[Start Data to process]

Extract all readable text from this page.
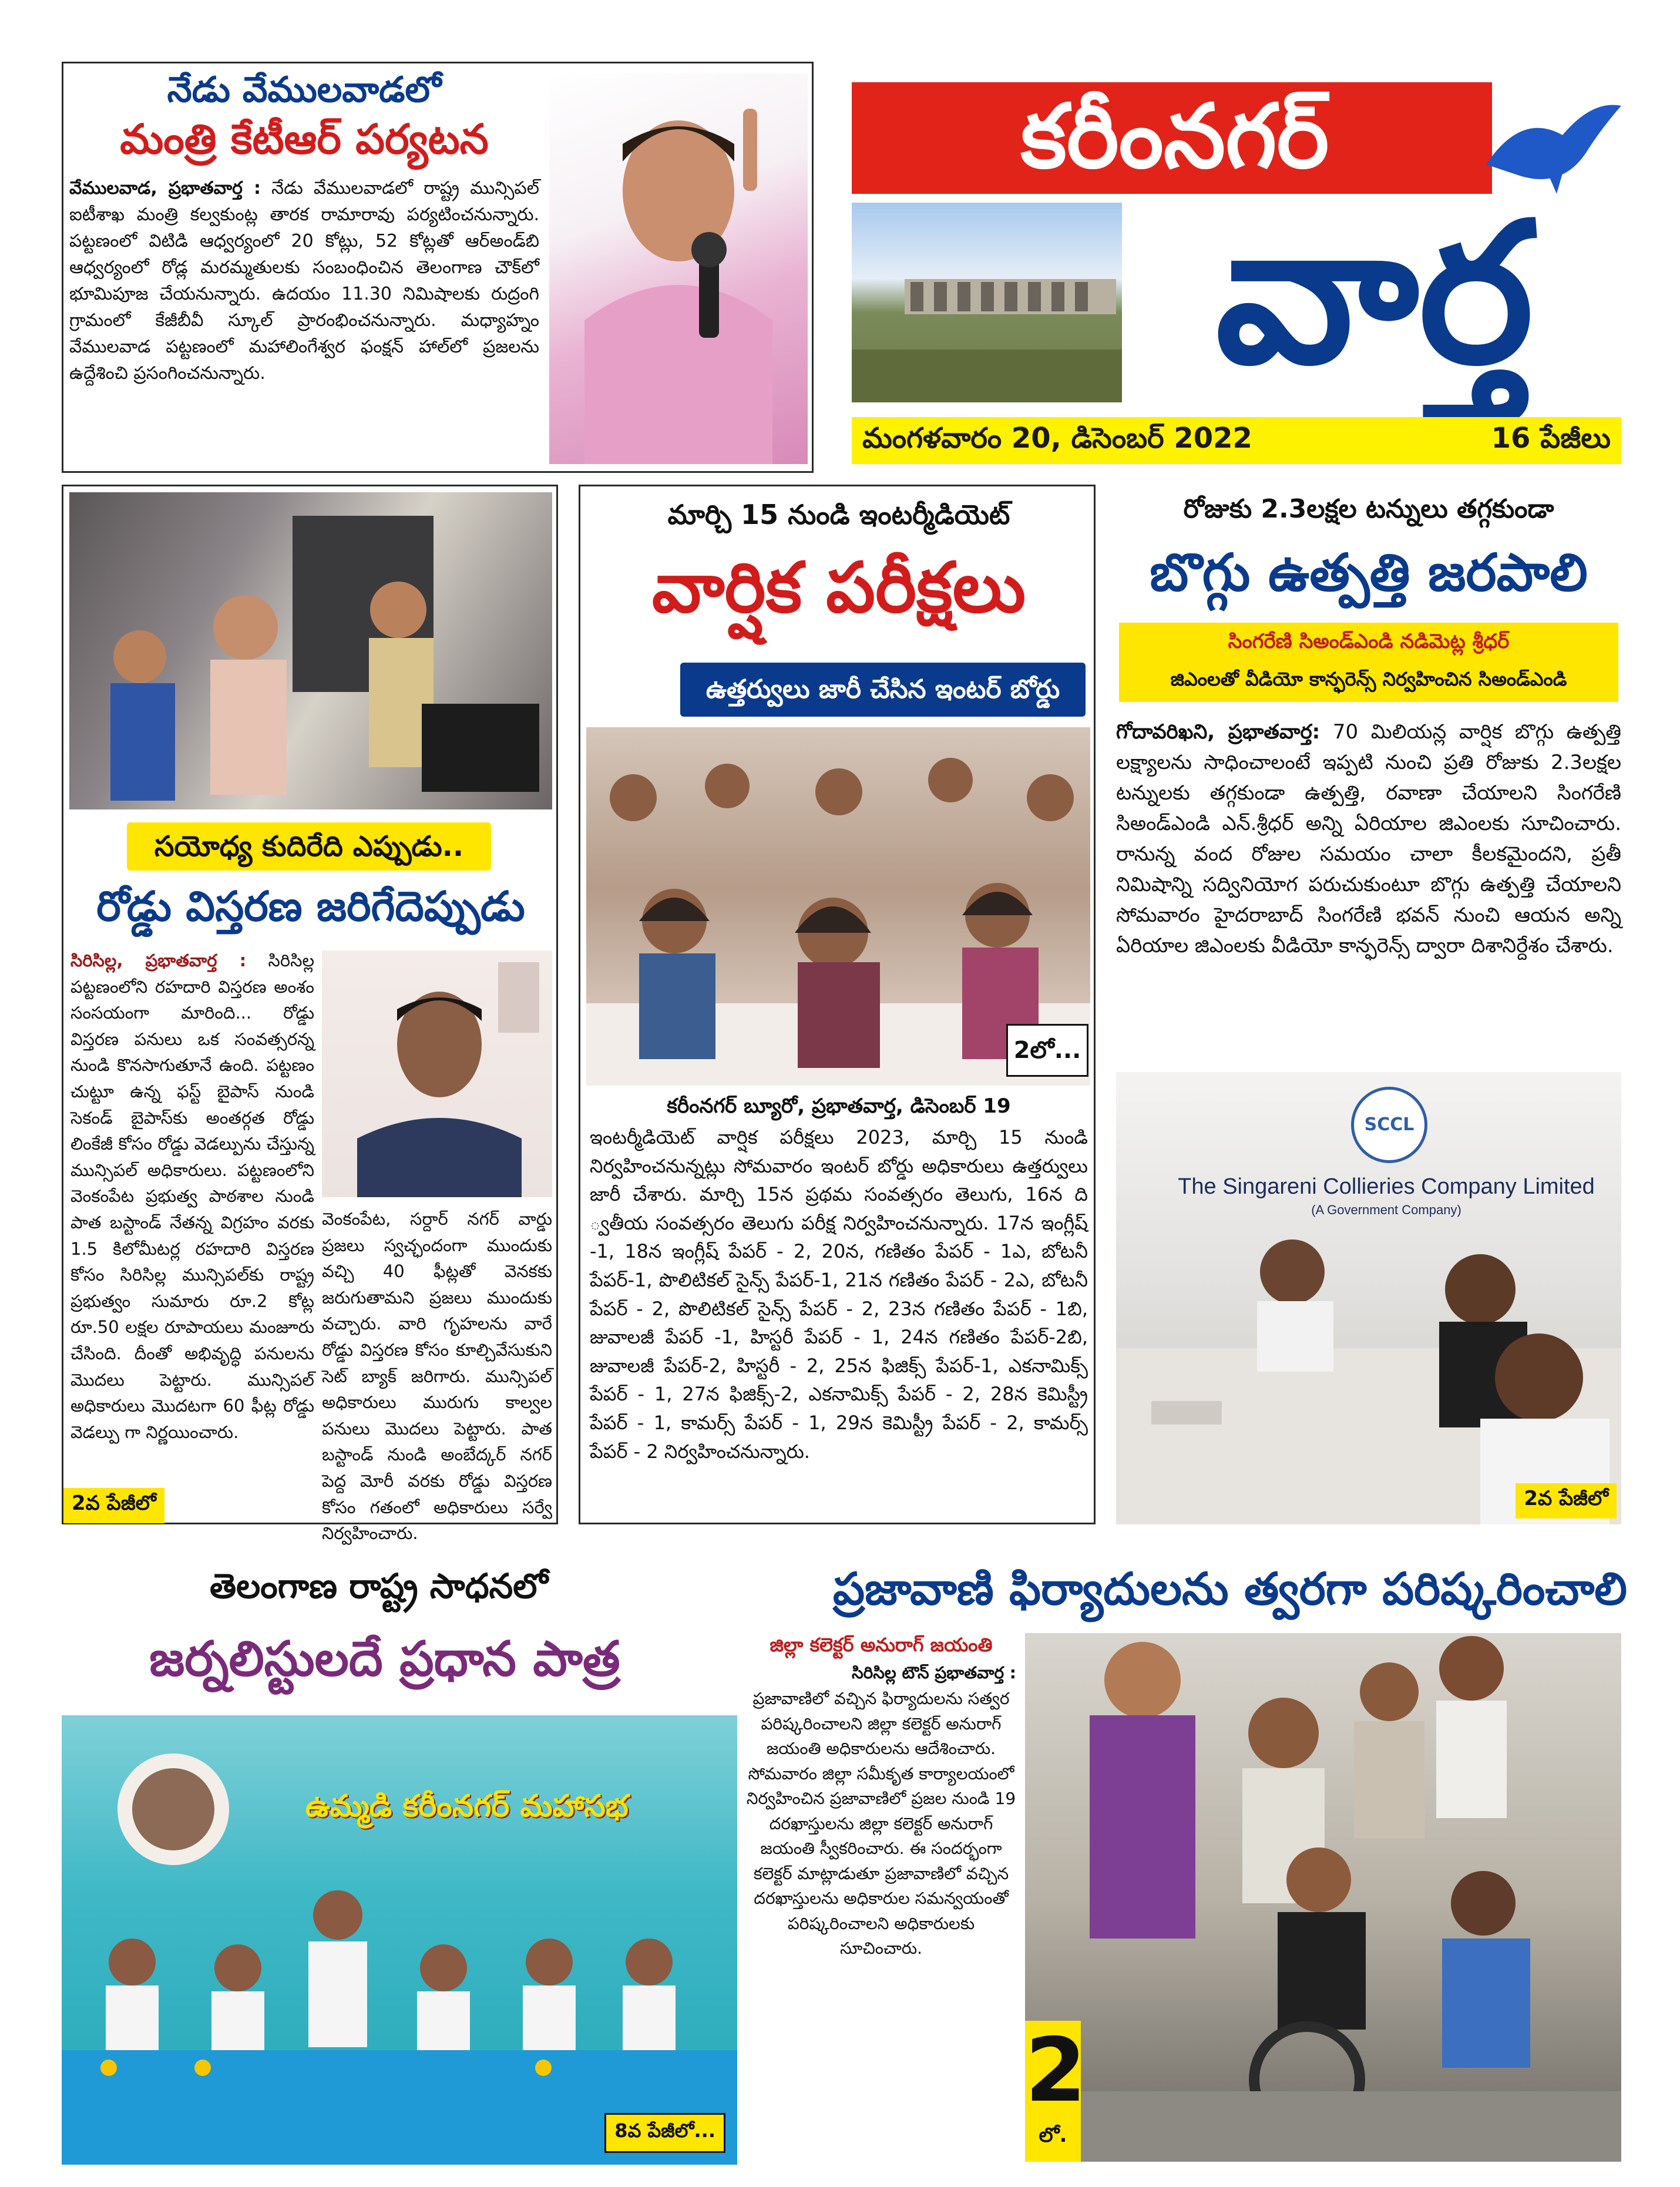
నేడు వేములవాడలో
మంత్రి కేటీఆర్ పర్యటన
వేములవాడ, ప్రభాతవార్త : నేడు వేములవాడలో రాష్ట్ర మున్సిపల్ ఐటీశాఖ మంత్రి కల్వకుంట్ల తారక రామారావు పర్యటించనున్నారు. పట్టణంలో విటిడి ఆధ్వర్యంలో 20 కోట్లు, 52 కోట్లతో ఆర్అండ్‌బి ఆధ్వర్యంలో రోడ్ల మరమ్మతులకు సంబంధించిన తెలంగాణ చౌక్‌లో భూమిపూజ చేయనున్నారు. ఉదయం 11.30 నిమిషాలకు రుద్రంగి గ్రామంలో కేజీబీవీ స్కూల్ ప్రారంభించనున్నారు. మధ్యాహ్నం వేములవాడ పట్టణంలో మహాలింగేశ్వర ఫంక్షన్ హాల్‌లో ప్రజలను ఉద్దేశించి ప్రసంగించనున్నారు.
కరీంనగర్
వార్త
మంగళవారం 20, డిసెంబర్ 2022	16 పేజీలు
సయోధ్య కుదిరేది ఎప్పుడు..
రోడ్డు విస్తరణ జరిగేదెప్పుడు
సిరిసిల్ల, ప్రభాతవార్త : సిరిసిల్ల పట్టణంలోని రహదారి విస్తరణ అంశం సంసయంగా మారింది... రోడ్డు విస్తరణ పనులు ఒక సంవత్సరన్న నుండి కొనసాగుతూనే ఉంది. పట్టణం చుట్టూ ఉన్న ఫస్ట్ బైపాస్ నుండి సెకండ్ బైపాస్‌కు అంతర్గత రోడ్డు లింకేజీ కోసం రోడ్డు వెడల్పును చేస్తున్న మున్సిపల్ అధికారులు. పట్టణంలోని వెంకంపేట ప్రభుత్వ పాఠశాల నుండి పాత బస్టాండ్ నేతన్న విగ్రహం వరకు 1.5 కిలోమీటర్ల రహదారి విస్తరణ కోసం సిరిసిల్ల మున్సిపల్‌కు రాష్ట్ర ప్రభుత్వం సుమారు రూ.2 కోట్ల రూ.50 లక్షల రూపాయలు మంజూరు చేసింది. దీంతో అభివృద్ధి పనులను మొదలు పెట్టారు. మున్సిపల్ అధికారులు మొదటగా 60 ఫీట్ల రోడ్డు వెడల్పు గా నిర్ణయించారు.
వెంకంపేట, సర్దార్ నగర్ వార్డు ప్రజలు స్వచ్ఛందంగా ముందుకు వచ్చి 40 ఫీట్లతో వెనకకు జరుగుతామని ప్రజలు ముందుకు వచ్చారు. వారి గృహలను వారే రోడ్డు విస్తరణ కోసం కూల్చివేసుకుని సెట్ బ్యాక్ జరిగారు. మున్సిపల్ అధికారులు మురుగు కాల్వల పనులు మొదలు పెట్టారు. పాత బస్టాండ్ నుండి అంబేద్కర్ నగర్ పెద్ద మోరీ వరకు రోడ్డు విస్తరణ కోసం గతంలో అధికారులు సర్వే నిర్వహించారు.
2వ పేజీలో
మార్చి 15 నుండి ఇంటర్మీడియెట్
వార్షిక పరీక్షలు
ఉత్తర్వులు జారీ చేసిన ఇంటర్ బోర్డు
2లో...
కరీంనగర్ బ్యూరో, ప్రభాతవార్త, డిసెంబర్ 19
ఇంటర్మీడియెట్ వార్షిక పరీక్షలు 2023, మార్చి 15 నుండి నిర్వహించనున్నట్లు సోమవారం ఇంటర్ బోర్డు అధికారులు ఉత్తర్వులు జారీ చేశారు. మార్చి 15న ప్రథమ సంవత్సరం తెలుగు, 16న ది ్వతీయ సంవత్సరం తెలుగు పరీక్ష నిర్వహించనున్నారు. 17న ఇంగ్లీష్ -1, 18న ఇంగ్లీష్ పేపర్ - 2, 20న, గణితం పేపర్ - 1ఎ, బోటనీ పేపర్-1, పొలిటికల్ సైన్స్ పేపర్-1, 21న గణితం పేపర్ - 2ఎ, బోటనీ పేపర్ - 2, పొలిటికల్ సైన్స్ పేపర్ - 2, 23న గణితం పేపర్ - 1బి, జువాలజీ పేపర్ -1, హిస్టరీ పేపర్ - 1, 24న గణితం పేపర్-2బి, జువాలజీ పేపర్-2, హిస్టరీ - 2, 25న ఫిజిక్స్ పేపర్-1, ఎకనామిక్స్ పేపర్ - 1, 27న ఫిజిక్స్-2, ఎకనామిక్స్ పేపర్ - 2, 28న కెమిస్ట్రీ పేపర్ - 1, కామర్స్ పేపర్ - 1, 29న కెమిస్ట్రీ పేపర్ - 2, కామర్స్ పేపర్ - 2 నిర్వహించనున్నారు.
రోజుకు 2.3లక్షల టన్నులు తగ్గకుండా
బొగ్గు ఉత్పత్తి జరపాలి
సింగరేణి సిఅండ్ఎండి నడిమెట్ల శ్రీధర్
జిఎంలతో వీడియో కాన్ఫరెన్స్ నిర్వహించిన సిఅండ్ఎండి
గోదావరిఖని, ప్రభాతవార్త: 70 మిలియన్ల వార్షిక బొగ్గు ఉత్పత్తి లక్ష్యాలను సాధించాలంటే ఇప్పటి నుంచి ప్రతి రోజుకు 2.3లక్షల టన్నులకు తగ్గకుండా ఉత్పత్తి, రవాణా చేయాలని సింగరేణి సిఅండ్ఎండి ఎన్.శ్రీధర్ అన్ని ఏరియాల జిఎంలకు సూచించారు. రానున్న వంద రోజుల సమయం చాలా కీలకమైందని, ప్రతీ నిమిషాన్ని సద్వినియోగ పరుచుకుంటూ బొగ్గు ఉత్పత్తి చేయాలని సోమవారం హైదరాబాద్ సింగరేణి భవన్ నుంచి ఆయన అన్ని ఏరియాల జిఎంలకు వీడియో కాన్ఫరెన్స్ ద్వారా దిశానిర్దేశం చేశారు.
SCCL
The Singareni Collieries Company Limited
(A Government Company)
2వ పేజీలో
తెలంగాణ రాష్ట్ర సాధనలో
జర్నలిస్టులదే ప్రధాన పాత్ర
ఉమ్మడి కరీంనగర్ మహాసభ
8వ పేజీలో...
ప్రజావాణి ఫిర్యాదులను త్వరగా పరిష్కరించాలి
జిల్లా కలెక్టర్ అనురాగ్ జయంతి
సిరిసిల్ల టౌన్ ప్రభాతవార్త :
ప్రజావాణిలో వచ్చిన ఫిర్యాదులను సత్వర పరిష్కరించాలని జిల్లా కలెక్టర్ అనురాగ్ జయంతి అధికారులను ఆదేశించారు. సోమవారం జిల్లా సమీకృత కార్యాలయంలో నిర్వహించిన ప్రజావాణిలో ప్రజల నుండి 19 దరఖాస్తులను జిల్లా కలెక్టర్ అనురాగ్ జయంతి స్వీకరించారు. ఈ సందర్భంగా కలెక్టర్ మాట్లాడుతూ ప్రజావాణిలో వచ్చిన దరఖాస్తులను అధికారుల సమన్వయంతో పరిష్కరించాలని అధికారులకు సూచించారు.
2
లో.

[End Data to process]

→ Aim of the task
Repeat the data exactly, dropping every picture it holds.

→ Full response
Extract all readable text from this page.
నేడు వేములవాడలో
మంత్రి కేటీఆర్ పర్యటన
వేములవాడ, ప్రభాతవార్త : నేడు వేములవాడలో రాష్ట్ర మున్సిపల్ ఐటీశాఖ మంత్రి కల్వకుంట్ల తారక రామారావు పర్యటించనున్నారు. పట్టణంలో విటిడి ఆధ్వర్యంలో 20 కోట్లు, 52 కోట్లతో ఆర్అండ్‌బి ఆధ్వర్యంలో రోడ్ల మరమ్మతులకు సంబంధించిన తెలంగాణ చౌక్‌లో భూమిపూజ చేయనున్నారు. ఉదయం 11.30 నిమిషాలకు రుద్రంగి గ్రామంలో కేజీబీవీ స్కూల్ ప్రారంభించనున్నారు. మధ్యాహ్నం వేములవాడ పట్టణంలో మహాలింగేశ్వర ఫంక్షన్ హాల్‌లో ప్రజలను ఉద్దేశించి ప్రసంగించనున్నారు.
కరీంనగర్
వార్త
మంగళవారం 20, డిసెంబర్ 2022	16 పేజీలు
సయోధ్య కుదిరేది ఎప్పుడు..
రోడ్డు విస్తరణ జరిగేదెప్పుడు
సిరిసిల్ల, ప్రభాతవార్త : సిరిసిల్ల పట్టణంలోని రహదారి విస్తరణ అంశం సంసయంగా మారింది... రోడ్డు విస్తరణ పనులు ఒక సంవత్సరన్న నుండి కొనసాగుతూనే ఉంది. పట్టణం చుట్టూ ఉన్న ఫస్ట్ బైపాస్ నుండి సెకండ్ బైపాస్‌కు అంతర్గత రోడ్డు లింకేజీ కోసం రోడ్డు వెడల్పును చేస్తున్న మున్సిపల్ అధికారులు. పట్టణంలోని వెంకంపేట ప్రభుత్వ పాఠశాల నుండి పాత బస్టాండ్ నేతన్న విగ్రహం వరకు 1.5 కిలోమీటర్ల రహదారి విస్తరణ కోసం సిరిసిల్ల మున్సిపల్‌కు రాష్ట్ర ప్రభుత్వం సుమారు రూ.2 కోట్ల రూ.50 లక్షల రూపాయలు మంజూరు చేసింది. దీంతో అభివృద్ధి పనులను మొదలు పెట్టారు. మున్సిపల్ అధికారులు మొదటగా 60 ఫీట్ల రోడ్డు వెడల్పు గా నిర్ణయించారు.
వెంకంపేట, సర్దార్ నగర్ వార్డు ప్రజలు స్వచ్ఛందంగా ముందుకు వచ్చి 40 ఫీట్లతో వెనకకు జరుగుతామని ప్రజలు ముందుకు వచ్చారు. వారి గృహలను వారే రోడ్డు విస్తరణ కోసం కూల్చివేసుకుని సెట్ బ్యాక్ జరిగారు. మున్సిపల్ అధికారులు మురుగు కాల్వల పనులు మొదలు పెట్టారు. పాత బస్టాండ్ నుండి అంబేద్కర్ నగర్ పెద్ద మోరీ వరకు రోడ్డు విస్తరణ కోసం గతంలో అధికారులు సర్వే నిర్వహించారు.
2వ పేజీలో
మార్చి 15 నుండి ఇంటర్మీడియెట్
వార్షిక పరీక్షలు
ఉత్తర్వులు జారీ చేసిన ఇంటర్ బోర్డు
2లో...
కరీంనగర్ బ్యూరో, ప్రభాతవార్త, డిసెంబర్ 19
ఇంటర్మీడియెట్ వార్షిక పరీక్షలు 2023, మార్చి 15 నుండి నిర్వహించనున్నట్లు సోమవారం ఇంటర్ బోర్డు అధికారులు ఉత్తర్వులు జారీ చేశారు. మార్చి 15న ప్రథమ సంవత్సరం తెలుగు, 16న ది ్వతీయ సంవత్సరం తెలుగు పరీక్ష నిర్వహించనున్నారు. 17న ఇంగ్లీష్ -1, 18న ఇంగ్లీష్ పేపర్ - 2, 20న, గణితం పేపర్ - 1ఎ, బోటనీ పేపర్-1, పొలిటికల్ సైన్స్ పేపర్-1, 21న గణితం పేపర్ - 2ఎ, బోటనీ పేపర్ - 2, పొలిటికల్ సైన్స్ పేపర్ - 2, 23న గణితం పేపర్ - 1బి, జువాలజీ పేపర్ -1, హిస్టరీ పేపర్ - 1, 24న గణితం పేపర్-2బి, జువాలజీ పేపర్-2, హిస్టరీ - 2, 25న ఫిజిక్స్ పేపర్-1, ఎకనామిక్స్ పేపర్ - 1, 27న ఫిజిక్స్-2, ఎకనామిక్స్ పేపర్ - 2, 28న కెమిస్ట్రీ పేపర్ - 1, కామర్స్ పేపర్ - 1, 29న కెమిస్ట్రీ పేపర్ - 2, కామర్స్ పేపర్ - 2 నిర్వహించనున్నారు.
రోజుకు 2.3లక్షల టన్నులు తగ్గకుండా
బొగ్గు ఉత్పత్తి జరపాలి
సింగరేణి సిఅండ్ఎండి నడిమెట్ల శ్రీధర్
జిఎంలతో వీడియో కాన్ఫరెన్స్ నిర్వహించిన సిఅండ్ఎండి
గోదావరిఖని, ప్రభాతవార్త: 70 మిలియన్ల వార్షిక బొగ్గు ఉత్పత్తి లక్ష్యాలను సాధించాలంటే ఇప్పటి నుంచి ప్రతి రోజుకు 2.3లక్షల టన్నులకు తగ్గకుండా ఉత్పత్తి, రవాణా చేయాలని సింగరేణి సిఅండ్ఎండి ఎన్.శ్రీధర్ అన్ని ఏరియాల జిఎంలకు సూచించారు. రానున్న వంద రోజుల సమయం చాలా కీలకమైందని, ప్రతీ నిమిషాన్ని సద్వినియోగ పరుచుకుంటూ బొగ్గు ఉత్పత్తి చేయాలని సోమవారం హైదరాబాద్ సింగరేణి భవన్ నుంచి ఆయన అన్ని ఏరియాల జిఎంలకు వీడియో కాన్ఫరెన్స్ ద్వారా దిశానిర్దేశం చేశారు.
SCCL
The Singareni Collieries Company Limited
(A Government Company)
2వ పేజీలో
తెలంగాణ రాష్ట్ర సాధనలో
జర్నలిస్టులదే ప్రధాన పాత్ర
ఉమ్మడి కరీంనగర్ మహాసభ
8వ పేజీలో...
ప్రజావాణి ఫిర్యాదులను త్వరగా పరిష్కరించాలి
జిల్లా కలెక్టర్ అనురాగ్ జయంతి
సిరిసిల్ల టౌన్ ప్రభాతవార్త :
ప్రజావాణిలో వచ్చిన ఫిర్యాదులను సత్వర పరిష్కరించాలని జిల్లా కలెక్టర్ అనురాగ్ జయంతి అధికారులను ఆదేశించారు. సోమవారం జిల్లా సమీకృత కార్యాలయంలో నిర్వహించిన ప్రజావాణిలో ప్రజల నుండి 19 దరఖాస్తులను జిల్లా కలెక్టర్ అనురాగ్ జయంతి స్వీకరించారు. ఈ సందర్భంగా కలెక్టర్ మాట్లాడుతూ ప్రజావాణిలో వచ్చిన దరఖాస్తులను అధికారుల సమన్వయంతో పరిష్కరించాలని అధికారులకు సూచించారు.
2
లో.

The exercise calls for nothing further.